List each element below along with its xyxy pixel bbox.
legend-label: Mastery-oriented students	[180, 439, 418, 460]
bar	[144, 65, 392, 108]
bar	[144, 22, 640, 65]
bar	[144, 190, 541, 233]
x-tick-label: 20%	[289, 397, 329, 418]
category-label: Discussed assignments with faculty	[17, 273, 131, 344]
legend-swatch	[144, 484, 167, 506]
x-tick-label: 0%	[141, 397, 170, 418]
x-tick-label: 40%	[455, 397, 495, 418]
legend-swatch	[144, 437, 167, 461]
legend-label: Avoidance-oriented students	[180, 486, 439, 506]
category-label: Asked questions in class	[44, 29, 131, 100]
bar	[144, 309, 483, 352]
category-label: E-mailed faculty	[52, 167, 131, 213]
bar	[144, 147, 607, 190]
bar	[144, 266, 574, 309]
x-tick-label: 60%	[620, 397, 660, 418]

==*==

Reproduce the records word for word, starting at their first line and ending with the line that contains "484, 167, 506]", with that line included.

**The reply:**
List each element below along with its xyxy pixel bbox.
legend-label: Mastery-oriented students	[180, 439, 418, 460]
bar	[144, 65, 392, 108]
bar	[144, 22, 640, 65]
bar	[144, 190, 541, 233]
x-tick-label: 20%	[289, 397, 329, 418]
category-label: Discussed assignments with faculty	[17, 273, 131, 344]
legend-swatch	[144, 484, 167, 506]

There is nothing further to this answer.